• **Set task**
In your copy, reproduce the entries exactly as they are, minus the images.

• **Input rows**

####

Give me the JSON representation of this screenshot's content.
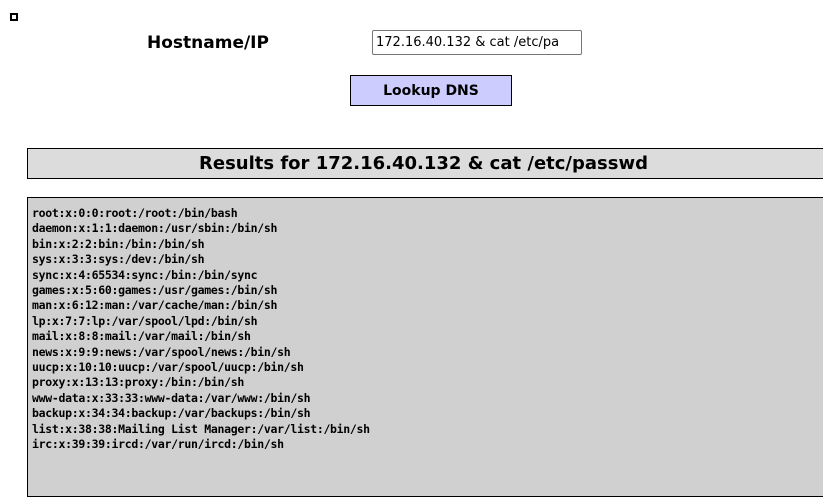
{
  "form": {
    "label": "Hostname/IP",
    "input_value": "172.16.40.132 & cat /etc/pa",
    "button_label": "Lookup DNS"
  },
  "results": {
    "title": "Results for 172.16.40.132 & cat /etc/passwd",
    "lines": [
      "root:x:0:0:root:/root:/bin/bash",
      "daemon:x:1:1:daemon:/usr/sbin:/bin/sh",
      "bin:x:2:2:bin:/bin:/bin/sh",
      "sys:x:3:3:sys:/dev:/bin/sh",
      "sync:x:4:65534:sync:/bin:/bin/sync",
      "games:x:5:60:games:/usr/games:/bin/sh",
      "man:x:6:12:man:/var/cache/man:/bin/sh",
      "lp:x:7:7:lp:/var/spool/lpd:/bin/sh",
      "mail:x:8:8:mail:/var/mail:/bin/sh",
      "news:x:9:9:news:/var/spool/news:/bin/sh",
      "uucp:x:10:10:uucp:/var/spool/uucp:/bin/sh",
      "proxy:x:13:13:proxy:/bin:/bin/sh",
      "www-data:x:33:33:www-data:/var/www:/bin/sh",
      "backup:x:34:34:backup:/var/backups:/bin/sh",
      "list:x:38:38:Mailing List Manager:/var/list:/bin/sh",
      "irc:x:39:39:ircd:/var/run/ircd:/bin/sh"
    ]
  }
}
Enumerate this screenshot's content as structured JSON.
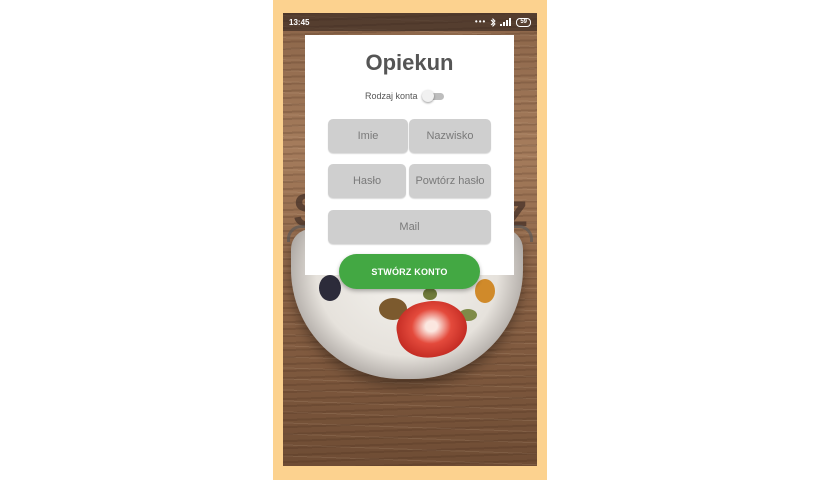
{
  "status_bar": {
    "time": "13:45",
    "dots": "•••",
    "battery": "59"
  },
  "form": {
    "title": "Opiekun",
    "account_type_label": "Rodzaj konta",
    "fields": {
      "first_name_placeholder": "Imie",
      "last_name_placeholder": "Nazwisko",
      "password_placeholder": "Hasło",
      "repeat_password_placeholder": "Powtórz hasło",
      "email_placeholder": "Mail"
    },
    "submit_label": "STWÓRZ KONTO"
  },
  "colors": {
    "frame": "#fcd28f",
    "submit": "#43a843",
    "field_background": "#cfcfcf"
  },
  "icons": [
    "bluetooth-icon",
    "signal-icon",
    "battery-icon"
  ]
}
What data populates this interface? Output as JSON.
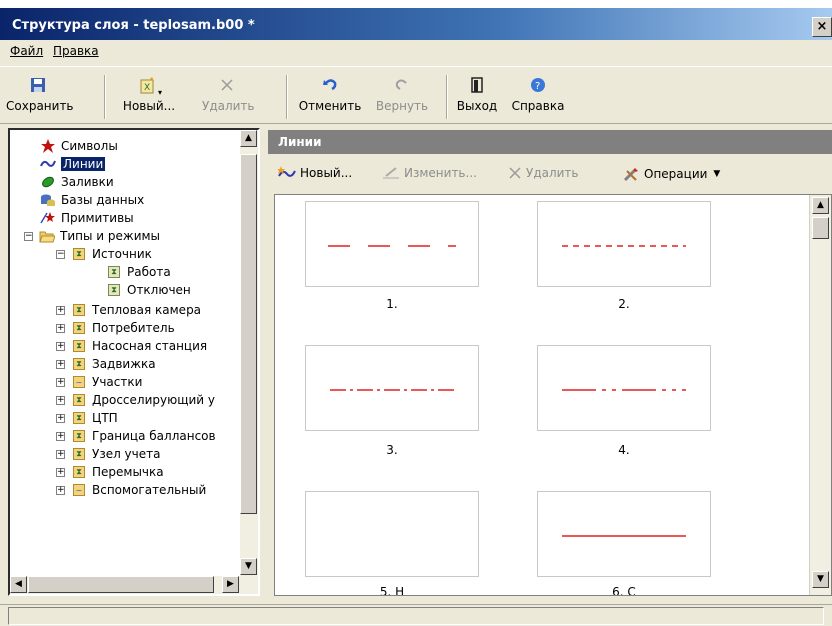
{
  "window": {
    "title": "Структура слоя - teplosam.b00 *",
    "close_glyph": "×"
  },
  "menu": {
    "items": [
      "Файл",
      "Правка"
    ]
  },
  "toolbar": {
    "save": "Сохранить",
    "new": "Новый...",
    "delete": "Удалить",
    "undo": "Отменить",
    "redo": "Вернуть",
    "exit": "Выход",
    "help": "Справка"
  },
  "tree": {
    "items": [
      {
        "label": "Символы",
        "icon": "star-icon"
      },
      {
        "label": "Линии",
        "icon": "line-wave-icon",
        "selected": true
      },
      {
        "label": "Заливки",
        "icon": "fill-icon"
      },
      {
        "label": "Базы данных",
        "icon": "database-icon"
      },
      {
        "label": "Примитивы",
        "icon": "primitives-icon"
      },
      {
        "label": "Типы и режимы",
        "icon": "folder-open-icon"
      },
      {
        "label": "Источник"
      },
      {
        "label": "Работа"
      },
      {
        "label": "Отключен"
      },
      {
        "label": "Тепловая камера"
      },
      {
        "label": "Потребитель"
      },
      {
        "label": "Насосная станция"
      },
      {
        "label": "Задвижка"
      },
      {
        "label": "Участки"
      },
      {
        "label": "Дросселирующий у"
      },
      {
        "label": "ЦТП"
      },
      {
        "label": "Граница баллансов"
      },
      {
        "label": "Узел учета"
      },
      {
        "label": "Перемычка"
      },
      {
        "label": "Вспомогательный"
      }
    ]
  },
  "panel": {
    "title": "Линии",
    "toolbar": {
      "new": "Новый...",
      "edit": "Изменить...",
      "delete": "Удалить",
      "ops": "Операции"
    }
  },
  "lines": [
    {
      "label": "1.",
      "style": "long-dash"
    },
    {
      "label": "2.",
      "style": "short-dash"
    },
    {
      "label": "3.",
      "style": "dash-dot"
    },
    {
      "label": "4.",
      "style": "long-dot-dot"
    },
    {
      "label": "5. Н",
      "style": "none"
    },
    {
      "label": "6. С",
      "style": "solid"
    }
  ],
  "colors": {
    "line_red": "#e02020",
    "titlebar_dark": "#0a246a",
    "panel_header": "#808080"
  }
}
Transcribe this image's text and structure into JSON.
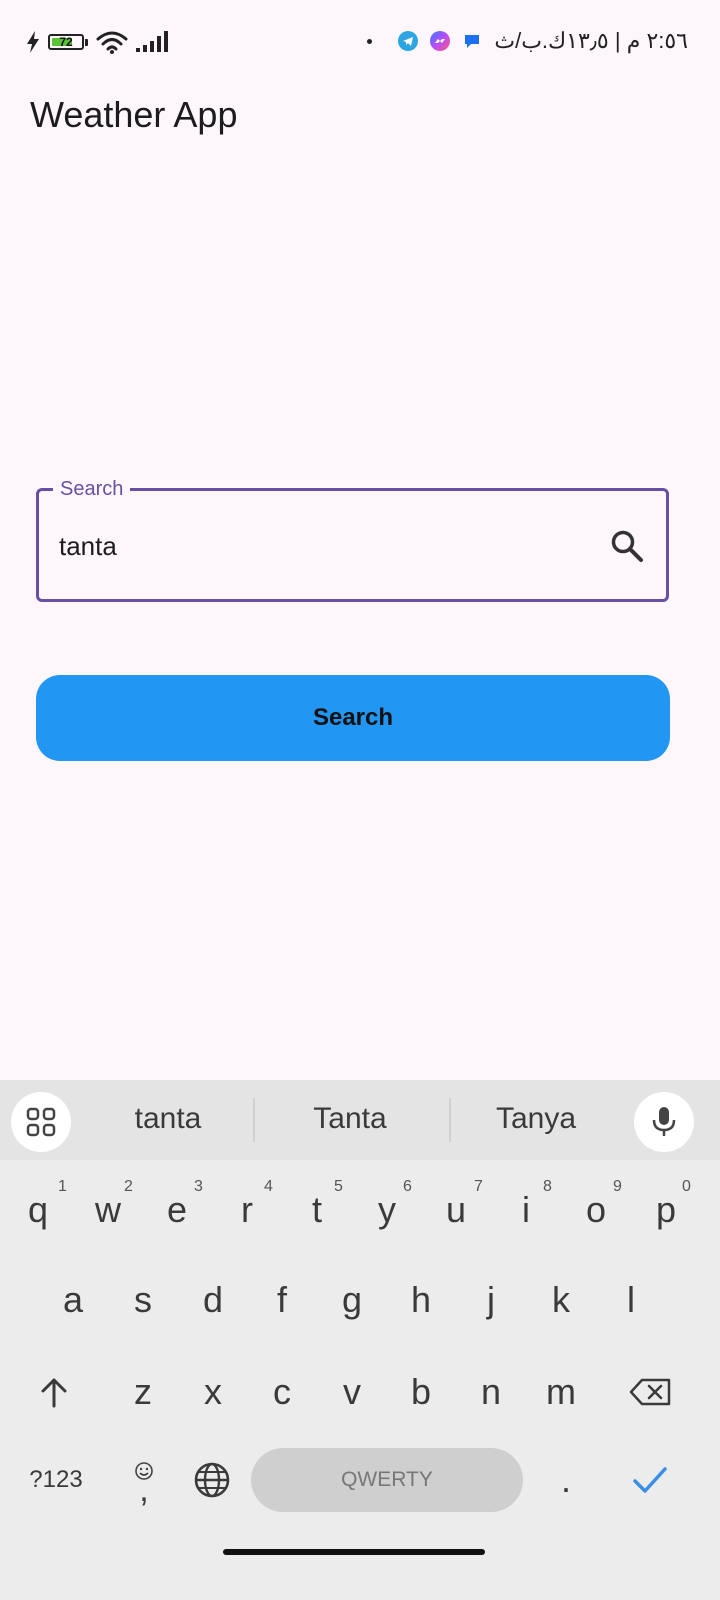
{
  "status_bar": {
    "battery_level": "72",
    "battery_fraction": 0.72,
    "clock": "٢:٥٦ م | ١٣٫٥ك.ب/ث",
    "icons": [
      "charging-bolt-icon",
      "battery-icon",
      "wifi-icon",
      "signal-icon",
      "dot-icon",
      "telegram-icon",
      "messenger-icon",
      "chat-bubble-icon"
    ]
  },
  "app": {
    "title": "Weather App"
  },
  "search": {
    "label": "Search",
    "value": "tanta",
    "icon": "search-icon",
    "accent_color": "#6750a4"
  },
  "search_button": {
    "label": "Search",
    "color": "#2196f3"
  },
  "keyboard": {
    "suggestions": [
      "tanta",
      "Tanta",
      "Tanya"
    ],
    "row1": [
      "q",
      "w",
      "e",
      "r",
      "t",
      "y",
      "u",
      "i",
      "o",
      "p"
    ],
    "row1_hints": [
      "1",
      "2",
      "3",
      "4",
      "5",
      "6",
      "7",
      "8",
      "9",
      "0"
    ],
    "row2": [
      "a",
      "s",
      "d",
      "f",
      "g",
      "h",
      "j",
      "k",
      "l"
    ],
    "row3": [
      "z",
      "x",
      "c",
      "v",
      "b",
      "n",
      "m"
    ],
    "symbols_label": "?123",
    "comma": ",",
    "period": ".",
    "space_label": "QWERTY",
    "enter_color": "#3a8ee6"
  }
}
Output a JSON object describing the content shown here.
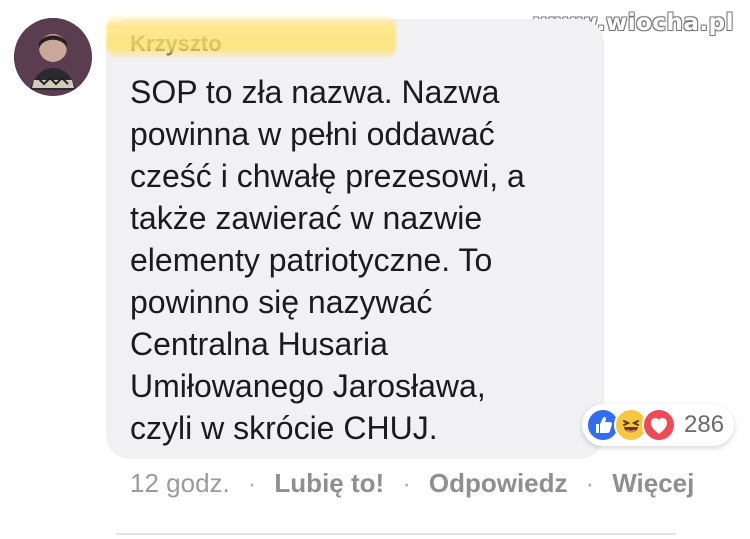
{
  "watermark": "www.wiocha.pl",
  "comment": {
    "author_visible": "Krzyszto",
    "text": "SOP to zła nazwa. Nazwa\npowinna w pełni oddawać\ncześć i chwałę prezesowi, a\ntakże zawierać w nazwie\nelementy patriotyczne. To\npowinno się nazywać\nCentralna Husaria\nUmiłowanego Jarosława,\nczyli w skrócie CHUJ.",
    "reaction_count": "286"
  },
  "actions": {
    "time": "12 godz.",
    "like": "Lubię to!",
    "reply": "Odpowiedz",
    "more": "Więcej"
  },
  "colors": {
    "bubble": "#f1f1f4",
    "like": "#2f6ef0",
    "haha": "#f7c742",
    "love": "#ef4a58",
    "muted_text": "#9b9b9b",
    "dark_text": "#1b1b1b"
  }
}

####

• **Result of the task**
Give me the JSON representation of this screenshot's content.
{
  "form": {
    "label": "Hostname/IP",
    "input_value": "172.16.40.132 & cat /etc/pa",
    "button_label": "Lookup DNS"
  },
  "results": {
    "title": "Results for 172.16.40.132 & cat /etc/passwd",
    "lines": [
      "root:x:0:0:root:/root:/bin/bash",
      "daemon:x:1:1:daemon:/usr/sbin:/bin/sh",
      "bin:x:2:2:bin:/bin:/bin/sh",
      "sys:x:3:3:sys:/dev:/bin/sh",
      "sync:x:4:65534:sync:/bin:/bin/sync",
      "games:x:5:60:games:/usr/games:/bin/sh",
      "man:x:6:12:man:/var/cache/man:/bin/sh",
      "lp:x:7:7:lp:/var/spool/lpd:/bin/sh",
      "mail:x:8:8:mail:/var/mail:/bin/sh",
      "news:x:9:9:news:/var/spool/news:/bin/sh",
      "uucp:x:10:10:uucp:/var/spool/uucp:/bin/sh",
      "proxy:x:13:13:proxy:/bin:/bin/sh",
      "www-data:x:33:33:www-data:/var/www:/bin/sh",
      "backup:x:34:34:backup:/var/backups:/bin/sh",
      "list:x:38:38:Mailing List Manager:/var/list:/bin/sh",
      "irc:x:39:39:ircd:/var/run/ircd:/bin/sh"
    ]
  }
}
Enumerate this screenshot's content as structured JSON.
{
  "status_bar": {
    "time": "13:45",
    "dots": "•••",
    "battery": "59"
  },
  "form": {
    "title": "Opiekun",
    "account_type_label": "Rodzaj konta",
    "fields": {
      "first_name_placeholder": "Imie",
      "last_name_placeholder": "Nazwisko",
      "password_placeholder": "Hasło",
      "repeat_password_placeholder": "Powtórz hasło",
      "email_placeholder": "Mail"
    },
    "submit_label": "STWÓRZ KONTO"
  },
  "colors": {
    "frame": "#fcd28f",
    "submit": "#43a843",
    "field_background": "#cfcfcf"
  },
  "icons": [
    "bluetooth-icon",
    "signal-icon",
    "battery-icon"
  ]
}
What data populates this interface? Output as JSON.
{
  "window": {
    "title": "Структура слоя - teplosam.b00 *",
    "close_glyph": "×"
  },
  "menu": {
    "items": [
      "Файл",
      "Правка"
    ]
  },
  "toolbar": {
    "save": "Сохранить",
    "new": "Новый...",
    "delete": "Удалить",
    "undo": "Отменить",
    "redo": "Вернуть",
    "exit": "Выход",
    "help": "Справка"
  },
  "tree": {
    "items": [
      {
        "label": "Символы",
        "icon": "star-icon"
      },
      {
        "label": "Линии",
        "icon": "line-wave-icon",
        "selected": true
      },
      {
        "label": "Заливки",
        "icon": "fill-icon"
      },
      {
        "label": "Базы данных",
        "icon": "database-icon"
      },
      {
        "label": "Примитивы",
        "icon": "primitives-icon"
      },
      {
        "label": "Типы и режимы",
        "icon": "folder-open-icon"
      },
      {
        "label": "Источник"
      },
      {
        "label": "Работа"
      },
      {
        "label": "Отключен"
      },
      {
        "label": "Тепловая камера"
      },
      {
        "label": "Потребитель"
      },
      {
        "label": "Насосная станция"
      },
      {
        "label": "Задвижка"
      },
      {
        "label": "Участки"
      },
      {
        "label": "Дросселирующий у"
      },
      {
        "label": "ЦТП"
      },
      {
        "label": "Граница баллансов"
      },
      {
        "label": "Узел учета"
      },
      {
        "label": "Перемычка"
      },
      {
        "label": "Вспомогательный"
      }
    ]
  },
  "panel": {
    "title": "Линии",
    "toolbar": {
      "new": "Новый...",
      "edit": "Изменить...",
      "delete": "Удалить",
      "ops": "Операции"
    }
  },
  "lines": [
    {
      "label": "1.",
      "style": "long-dash"
    },
    {
      "label": "2.",
      "style": "short-dash"
    },
    {
      "label": "3.",
      "style": "dash-dot"
    },
    {
      "label": "4.",
      "style": "long-dot-dot"
    },
    {
      "label": "5. Н",
      "style": "none"
    },
    {
      "label": "6. С",
      "style": "solid"
    }
  ],
  "colors": {
    "line_red": "#e02020",
    "titlebar_dark": "#0a246a",
    "panel_header": "#808080"
  }
}
Transcribe this image's text and structure into JSON.
{
  "status_bar": {
    "battery_level": "72",
    "battery_fraction": 0.72,
    "clock": "٢:٥٦ م | ١٣٫٥ك.ب/ث",
    "icons": [
      "charging-bolt-icon",
      "battery-icon",
      "wifi-icon",
      "signal-icon",
      "dot-icon",
      "telegram-icon",
      "messenger-icon",
      "chat-bubble-icon"
    ]
  },
  "app": {
    "title": "Weather App"
  },
  "search": {
    "label": "Search",
    "value": "tanta",
    "icon": "search-icon",
    "accent_color": "#6750a4"
  },
  "search_button": {
    "label": "Search",
    "color": "#2196f3"
  },
  "keyboard": {
    "suggestions": [
      "tanta",
      "Tanta",
      "Tanya"
    ],
    "row1": [
      "q",
      "w",
      "e",
      "r",
      "t",
      "y",
      "u",
      "i",
      "o",
      "p"
    ],
    "row1_hints": [
      "1",
      "2",
      "3",
      "4",
      "5",
      "6",
      "7",
      "8",
      "9",
      "0"
    ],
    "row2": [
      "a",
      "s",
      "d",
      "f",
      "g",
      "h",
      "j",
      "k",
      "l"
    ],
    "row3": [
      "z",
      "x",
      "c",
      "v",
      "b",
      "n",
      "m"
    ],
    "symbols_label": "?123",
    "comma": ",",
    "period": ".",
    "space_label": "QWERTY",
    "enter_color": "#3a8ee6"
  }
}
Output a JSON object describing the content shown here.
{
  "watermark": "www.wiocha.pl",
  "comment": {
    "author_visible": "Krzyszto",
    "text": "SOP to zła nazwa. Nazwa\npowinna w pełni oddawać\ncześć i chwałę prezesowi, a\ntakże zawierać w nazwie\nelementy patriotyczne. To\npowinno się nazywać\nCentralna Husaria\nUmiłowanego Jarosława,\nczyli w skrócie CHUJ.",
    "reaction_count": "286"
  },
  "actions": {
    "time": "12 godz.",
    "like": "Lubię to!",
    "reply": "Odpowiedz",
    "more": "Więcej"
  },
  "colors": {
    "bubble": "#f1f1f4",
    "like": "#2f6ef0",
    "haha": "#f7c742",
    "love": "#ef4a58",
    "muted_text": "#9b9b9b",
    "dark_text": "#1b1b1b"
  }
}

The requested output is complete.